» Stated exercise: Provide an exact copy of the data, excluding the images.

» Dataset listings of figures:
========
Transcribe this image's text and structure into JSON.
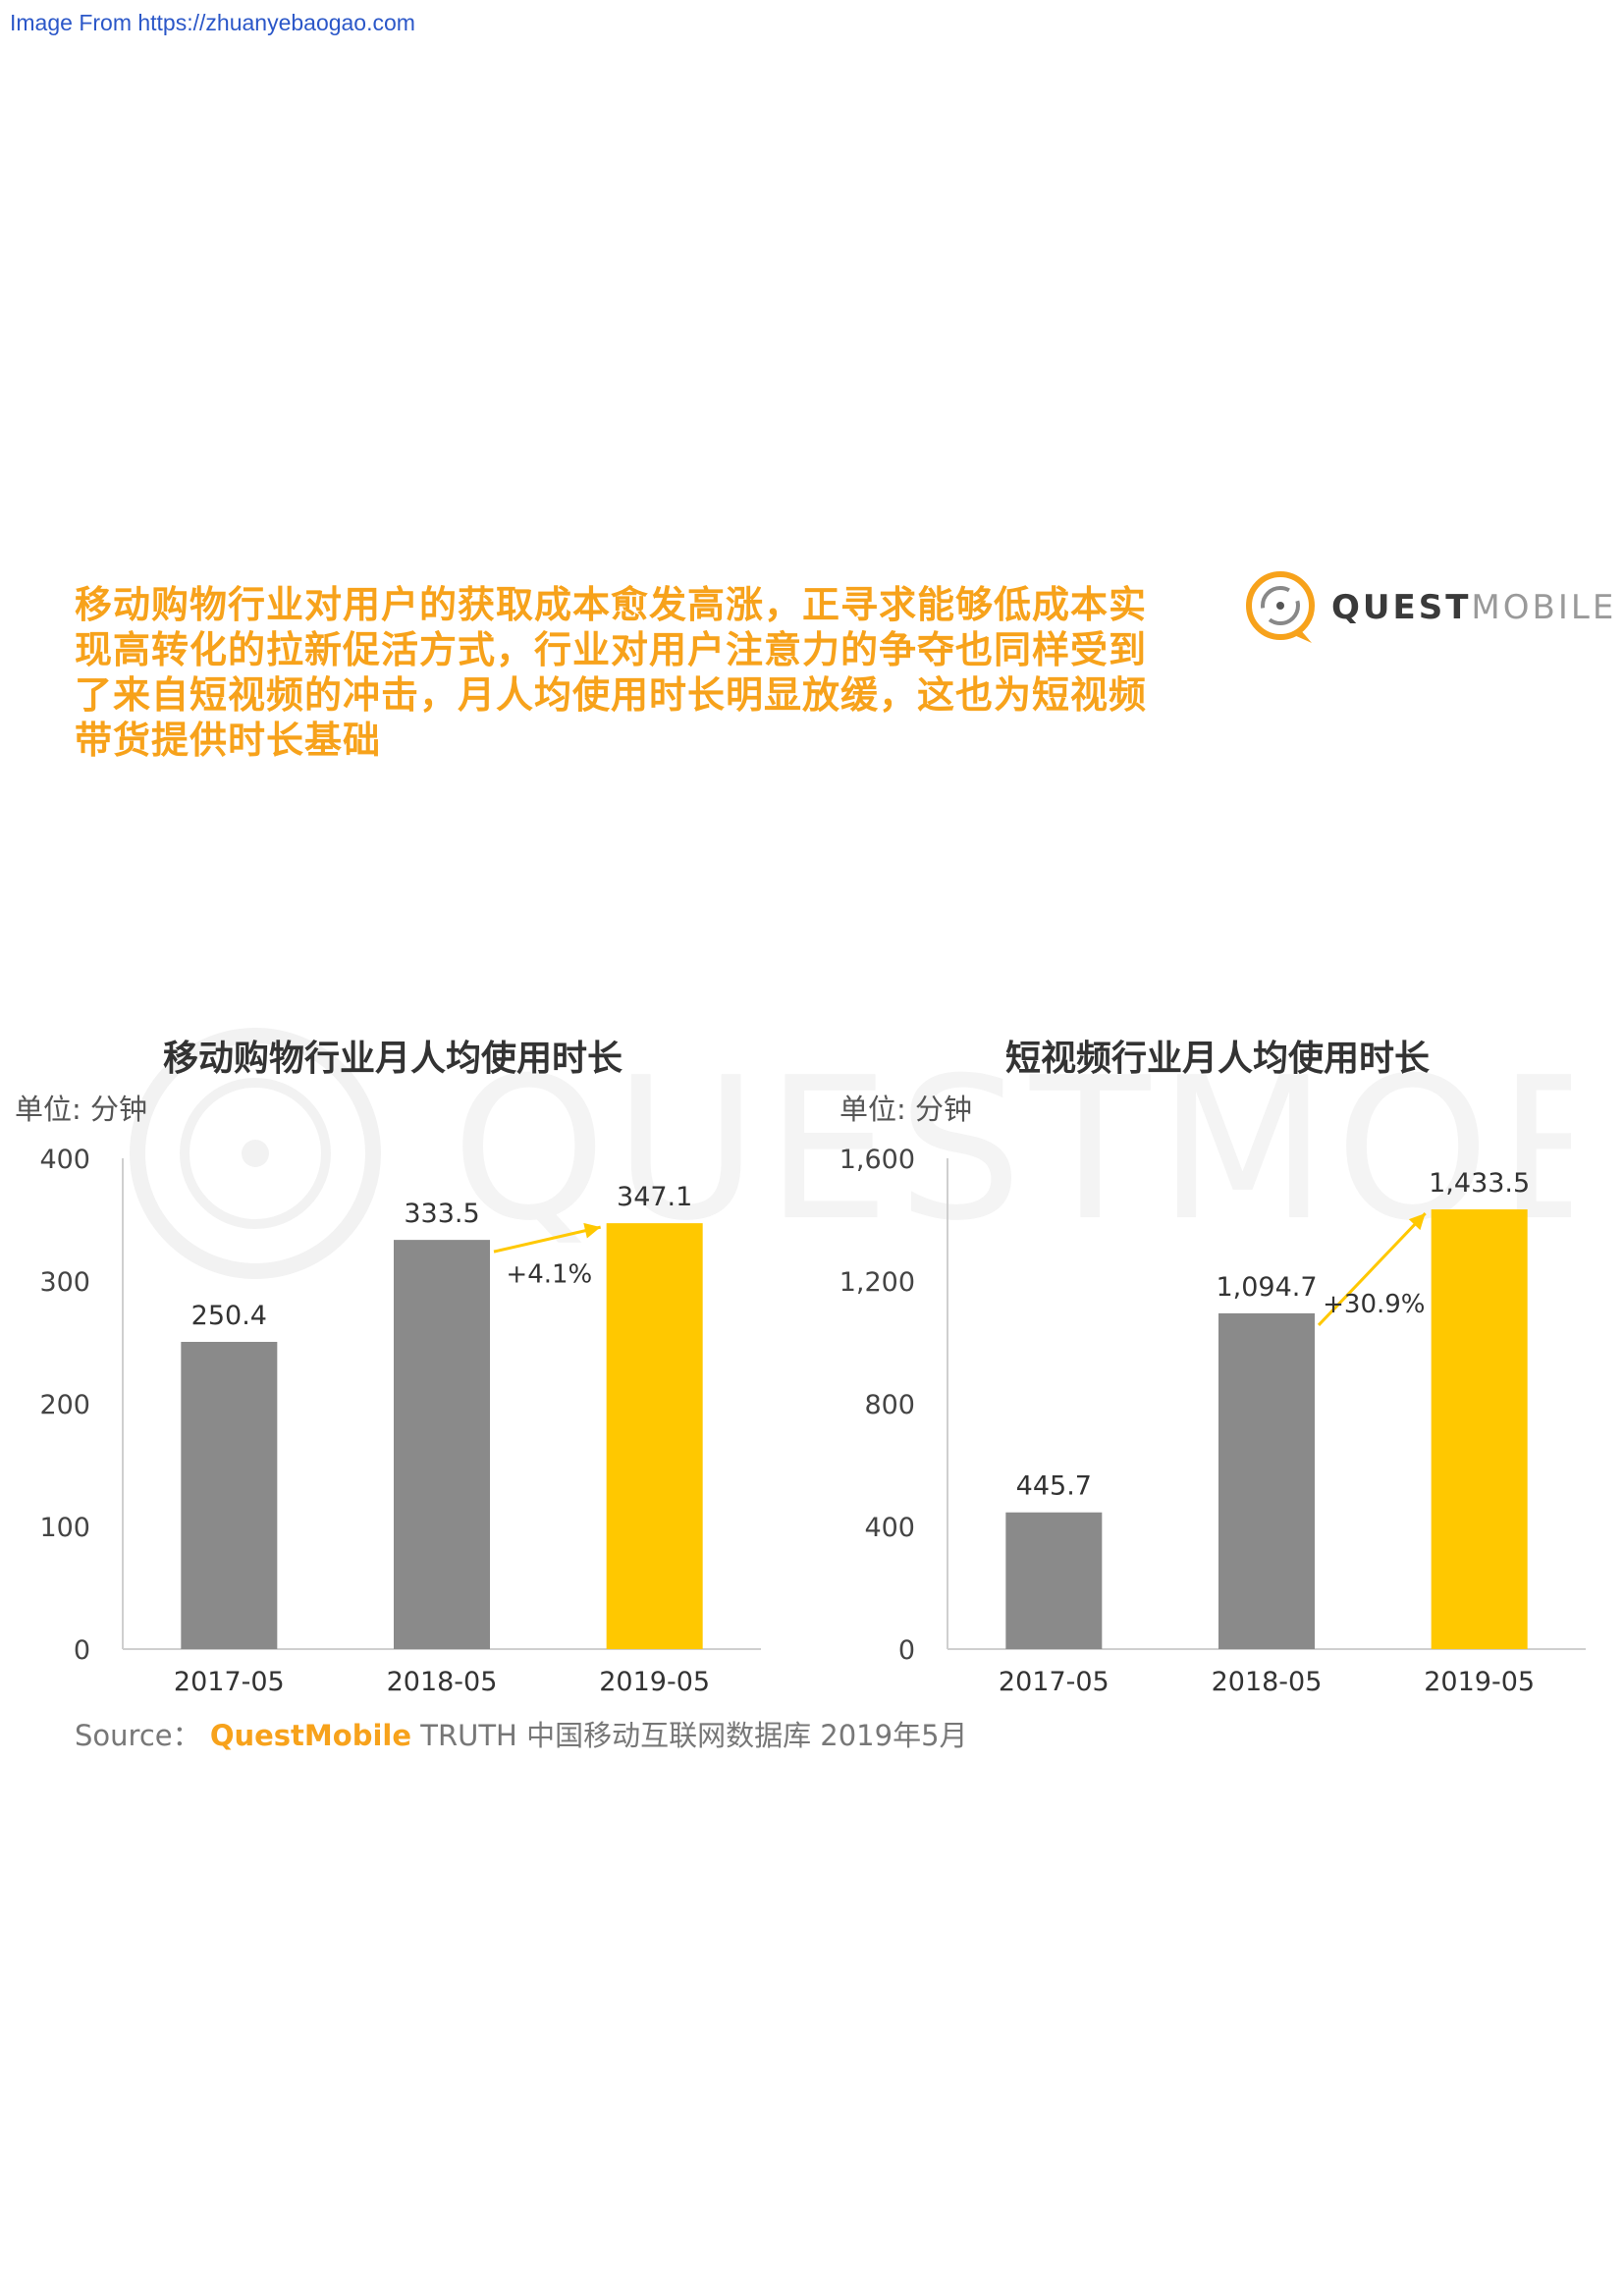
{
  "page": {
    "source_url": "Image From https://zhuanyebaogao.com",
    "headline_lines": [
      "移动购物行业对用户的获取成本愈发高涨，正寻求能够低成本实",
      "现高转化的拉新促活方式，行业对用户注意力的争夺也同样受到",
      "了来自短视频的冲击，月人均使用时长明显放缓，这也为短视频",
      "带货提供时长基础"
    ],
    "logo": {
      "bold": "QUEST",
      "light": "MOBILE"
    },
    "watermark": "QUESTMOBILE",
    "source": {
      "prefix": "Source：",
      "brand": "QuestMobile",
      "rest": "TRUTH 中国移动互联网数据库 2019年5月"
    }
  },
  "colors": {
    "accent": "#f7a21b",
    "gray_bar": "#8a8a8a",
    "yellow_bar": "#ffc800",
    "arrow": "#ffc800"
  },
  "chart_data": [
    {
      "type": "bar",
      "title": "移动购物行业月人均使用时长",
      "unit_label": "单位: 分钟",
      "categories": [
        "2017-05",
        "2018-05",
        "2019-05"
      ],
      "values": [
        250.4,
        333.5,
        347.1
      ],
      "value_labels": [
        "250.4",
        "333.5",
        "347.1"
      ],
      "yticks": [
        "0",
        "100",
        "200",
        "300",
        "400"
      ],
      "ylim": [
        0,
        400
      ],
      "growth_label": "+4.1%",
      "highlight_index": 2,
      "grid": false,
      "legend": "none"
    },
    {
      "type": "bar",
      "title": "短视频行业月人均使用时长",
      "unit_label": "单位: 分钟",
      "categories": [
        "2017-05",
        "2018-05",
        "2019-05"
      ],
      "values": [
        445.7,
        1094.7,
        1433.5
      ],
      "value_labels": [
        "445.7",
        "1,094.7",
        "1,433.5"
      ],
      "yticks": [
        "0",
        "400",
        "800",
        "1,200",
        "1,600"
      ],
      "ylim": [
        0,
        1600
      ],
      "growth_label": "+30.9%",
      "highlight_index": 2,
      "grid": false,
      "legend": "none"
    }
  ]
}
========
» Completed task:
Transcribe this image's text and structure into JSON.
{
  "page": {
    "source_url": "Image From https://zhuanyebaogao.com",
    "headline_lines": [
      "移动购物行业对用户的获取成本愈发高涨，正寻求能够低成本实",
      "现高转化的拉新促活方式，行业对用户注意力的争夺也同样受到",
      "了来自短视频的冲击，月人均使用时长明显放缓，这也为短视频",
      "带货提供时长基础"
    ],
    "logo": {
      "bold": "QUEST",
      "light": "MOBILE"
    },
    "watermark": "QUESTMOBILE",
    "source": {
      "prefix": "Source：",
      "brand": "QuestMobile",
      "rest": "TRUTH 中国移动互联网数据库 2019年5月"
    }
  },
  "colors": {
    "accent": "#f7a21b",
    "gray_bar": "#8a8a8a",
    "yellow_bar": "#ffc800",
    "arrow": "#ffc800"
  },
  "chart_data": [
    {
      "type": "bar",
      "title": "移动购物行业月人均使用时长",
      "unit_label": "单位: 分钟",
      "categories": [
        "2017-05",
        "2018-05",
        "2019-05"
      ],
      "values": [
        250.4,
        333.5,
        347.1
      ],
      "value_labels": [
        "250.4",
        "333.5",
        "347.1"
      ],
      "yticks": [
        "0",
        "100",
        "200",
        "300",
        "400"
      ],
      "ylim": [
        0,
        400
      ],
      "growth_label": "+4.1%",
      "highlight_index": 2,
      "grid": false,
      "legend": "none"
    },
    {
      "type": "bar",
      "title": "短视频行业月人均使用时长",
      "unit_label": "单位: 分钟",
      "categories": [
        "2017-05",
        "2018-05",
        "2019-05"
      ],
      "values": [
        445.7,
        1094.7,
        1433.5
      ],
      "value_labels": [
        "445.7",
        "1,094.7",
        "1,433.5"
      ],
      "yticks": [
        "0",
        "400",
        "800",
        "1,200",
        "1,600"
      ],
      "ylim": [
        0,
        1600
      ],
      "growth_label": "+30.9%",
      "highlight_index": 2,
      "grid": false,
      "legend": "none"
    }
  ]
}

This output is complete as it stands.